* [What is being asked]: Without including any pictures, write out all the entries exactly.

══════════

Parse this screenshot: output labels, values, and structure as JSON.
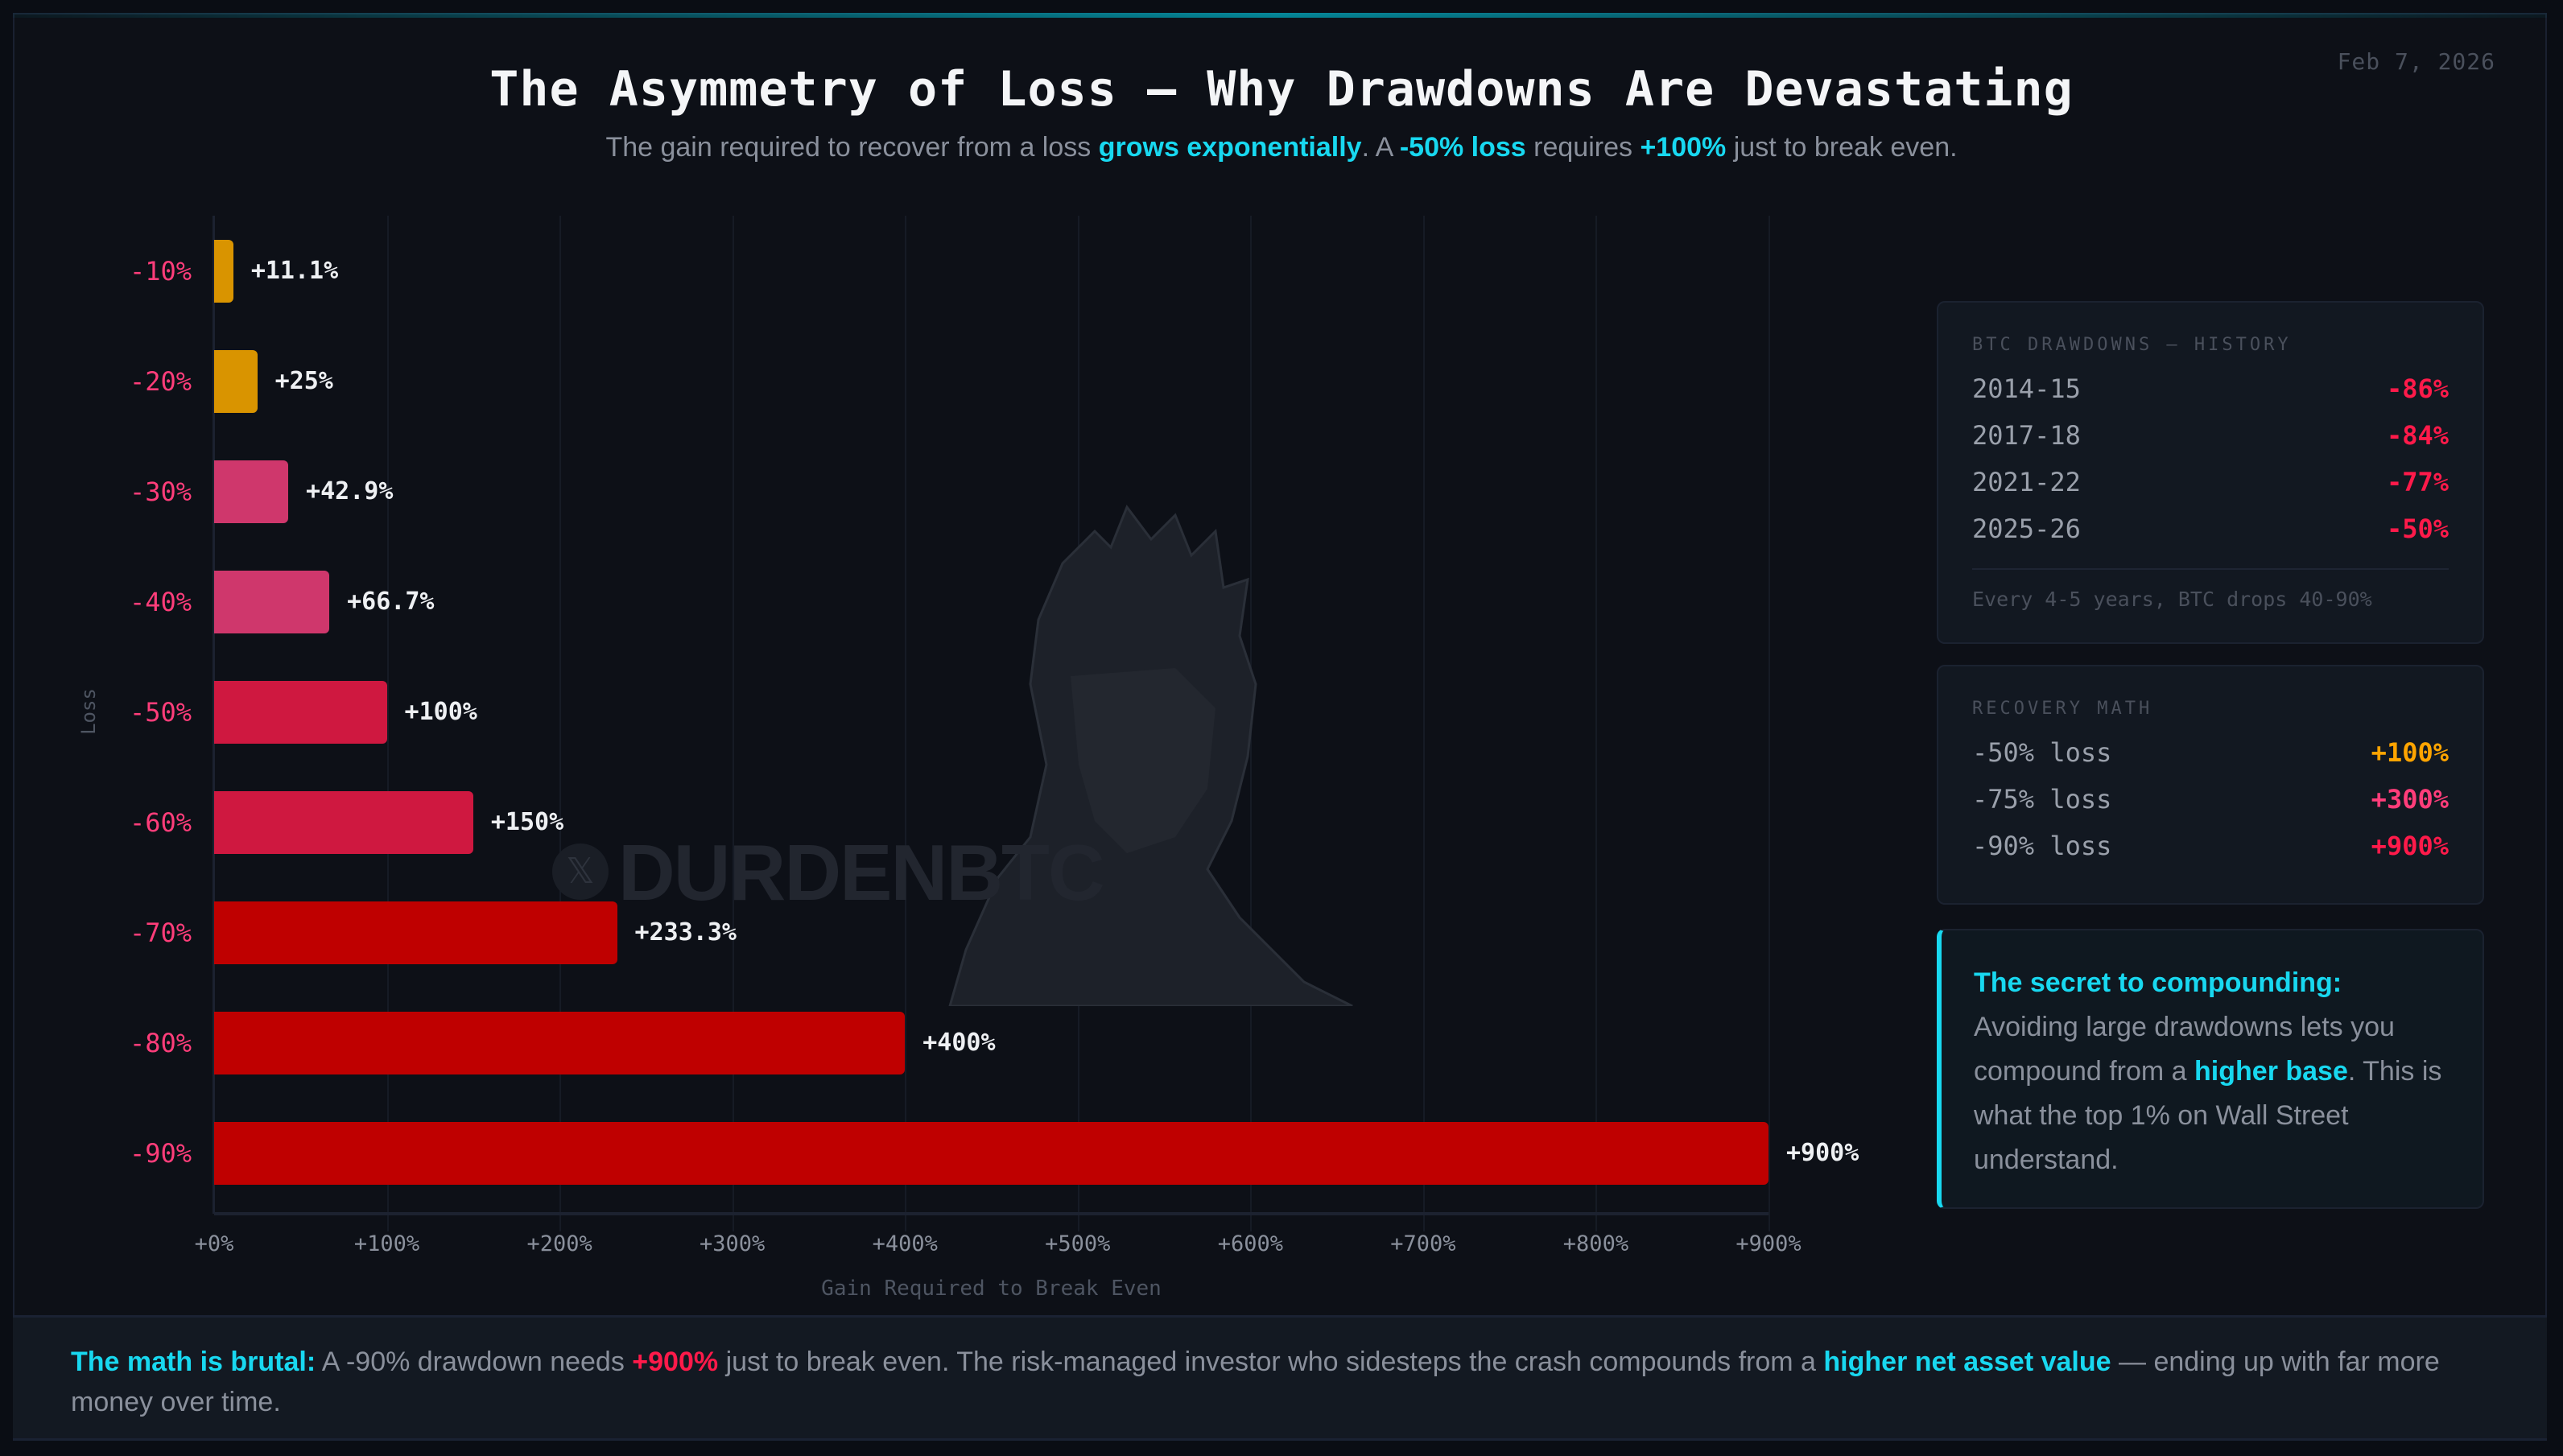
{
  "header": {
    "title": "The Asymmetry of Loss — Why Drawdowns Are Devastating",
    "date": "Feb 7, 2026",
    "subtitle": {
      "part1": "The gain required to recover from a loss ",
      "hl1": "grows exponentially",
      "part2": ". A ",
      "hl2": "-50% loss",
      "part3": " requires ",
      "hl3": "+100%",
      "part4": " just to break even."
    }
  },
  "chart_data": {
    "type": "bar",
    "orientation": "horizontal",
    "title": "The Asymmetry of Loss — Why Drawdowns Are Devastating",
    "xlabel": "Gain Required to Break Even",
    "ylabel": "Loss",
    "xlim": [
      0,
      900
    ],
    "grid": true,
    "categories": [
      "-10%",
      "-20%",
      "-30%",
      "-40%",
      "-50%",
      "-60%",
      "-70%",
      "-80%",
      "-90%"
    ],
    "values": [
      11.1,
      25,
      42.9,
      66.7,
      100,
      150,
      233.3,
      400,
      900
    ],
    "value_labels": [
      "+11.1%",
      "+25%",
      "+42.9%",
      "+66.7%",
      "+100%",
      "+150%",
      "+233.3%",
      "+400%",
      "+900%"
    ],
    "bar_colors": [
      "#d99400",
      "#d99400",
      "#cf376c",
      "#cf376c",
      "#cf1840",
      "#cf1840",
      "#bf0000",
      "#bf0000",
      "#bf0000"
    ],
    "x_ticks": [
      "+0%",
      "+100%",
      "+200%",
      "+300%",
      "+400%",
      "+500%",
      "+600%",
      "+700%",
      "+800%",
      "+900%"
    ]
  },
  "watermark": {
    "handle": "DURDENBTC",
    "icon": "x-logo-icon"
  },
  "history_panel": {
    "title": "BTC DRAWDOWNS — HISTORY",
    "rows": [
      {
        "period": "2014-15",
        "value": "-86%"
      },
      {
        "period": "2017-18",
        "value": "-84%"
      },
      {
        "period": "2021-22",
        "value": "-77%"
      },
      {
        "period": "2025-26",
        "value": "-50%"
      }
    ],
    "note": "Every 4-5 years, BTC drops 40-90%"
  },
  "recovery_panel": {
    "title": "RECOVERY MATH",
    "rows": [
      {
        "label": "-50% loss",
        "value": "+100%",
        "color": "#ffa400"
      },
      {
        "label": "-75% loss",
        "value": "+300%",
        "color": "#ff3d7a"
      },
      {
        "label": "-90% loss",
        "value": "+900%",
        "color": "#ff1a4a"
      }
    ]
  },
  "callout": {
    "head": "The secret to compounding:",
    "part1": "Avoiding large drawdowns lets you compound from a ",
    "hl": "higher base",
    "part2": ". This is what the top 1% on Wall Street understand."
  },
  "footer": {
    "lead": "The math is brutal:",
    "part1": " A -90% drawdown needs ",
    "hl_red": "+900%",
    "part2": " just to break even. The risk-managed investor who sidesteps the crash compounds from a ",
    "hl": "higher net asset value",
    "part3": " — ending up with far more money over time."
  },
  "colors": {
    "accent": "#18d8f0",
    "loss_label": "#ff3d7a",
    "danger": "#ff1a4a",
    "background": "#0d1017"
  }
}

══════════

* [Final result]:
Parse this screenshot: output labels, values, and structure as JSON.
{
  "header": {
    "title": "The Asymmetry of Loss — Why Drawdowns Are Devastating",
    "date": "Feb 7, 2026",
    "subtitle": {
      "part1": "The gain required to recover from a loss ",
      "hl1": "grows exponentially",
      "part2": ". A ",
      "hl2": "-50% loss",
      "part3": " requires ",
      "hl3": "+100%",
      "part4": " just to break even."
    }
  },
  "chart_data": {
    "type": "bar",
    "orientation": "horizontal",
    "title": "The Asymmetry of Loss — Why Drawdowns Are Devastating",
    "xlabel": "Gain Required to Break Even",
    "ylabel": "Loss",
    "xlim": [
      0,
      900
    ],
    "grid": true,
    "categories": [
      "-10%",
      "-20%",
      "-30%",
      "-40%",
      "-50%",
      "-60%",
      "-70%",
      "-80%",
      "-90%"
    ],
    "values": [
      11.1,
      25,
      42.9,
      66.7,
      100,
      150,
      233.3,
      400,
      900
    ],
    "value_labels": [
      "+11.1%",
      "+25%",
      "+42.9%",
      "+66.7%",
      "+100%",
      "+150%",
      "+233.3%",
      "+400%",
      "+900%"
    ],
    "bar_colors": [
      "#d99400",
      "#d99400",
      "#cf376c",
      "#cf376c",
      "#cf1840",
      "#cf1840",
      "#bf0000",
      "#bf0000",
      "#bf0000"
    ],
    "x_ticks": [
      "+0%",
      "+100%",
      "+200%",
      "+300%",
      "+400%",
      "+500%",
      "+600%",
      "+700%",
      "+800%",
      "+900%"
    ]
  },
  "watermark": {
    "handle": "DURDENBTC",
    "icon": "x-logo-icon"
  },
  "history_panel": {
    "title": "BTC DRAWDOWNS — HISTORY",
    "rows": [
      {
        "period": "2014-15",
        "value": "-86%"
      },
      {
        "period": "2017-18",
        "value": "-84%"
      },
      {
        "period": "2021-22",
        "value": "-77%"
      },
      {
        "period": "2025-26",
        "value": "-50%"
      }
    ],
    "note": "Every 4-5 years, BTC drops 40-90%"
  },
  "recovery_panel": {
    "title": "RECOVERY MATH",
    "rows": [
      {
        "label": "-50% loss",
        "value": "+100%",
        "color": "#ffa400"
      },
      {
        "label": "-75% loss",
        "value": "+300%",
        "color": "#ff3d7a"
      },
      {
        "label": "-90% loss",
        "value": "+900%",
        "color": "#ff1a4a"
      }
    ]
  },
  "callout": {
    "head": "The secret to compounding:",
    "part1": "Avoiding large drawdowns lets you compound from a ",
    "hl": "higher base",
    "part2": ". This is what the top 1% on Wall Street understand."
  },
  "footer": {
    "lead": "The math is brutal:",
    "part1": " A -90% drawdown needs ",
    "hl_red": "+900%",
    "part2": " just to break even. The risk-managed investor who sidesteps the crash compounds from a ",
    "hl": "higher net asset value",
    "part3": " — ending up with far more money over time."
  },
  "colors": {
    "accent": "#18d8f0",
    "loss_label": "#ff3d7a",
    "danger": "#ff1a4a",
    "background": "#0d1017"
  }
}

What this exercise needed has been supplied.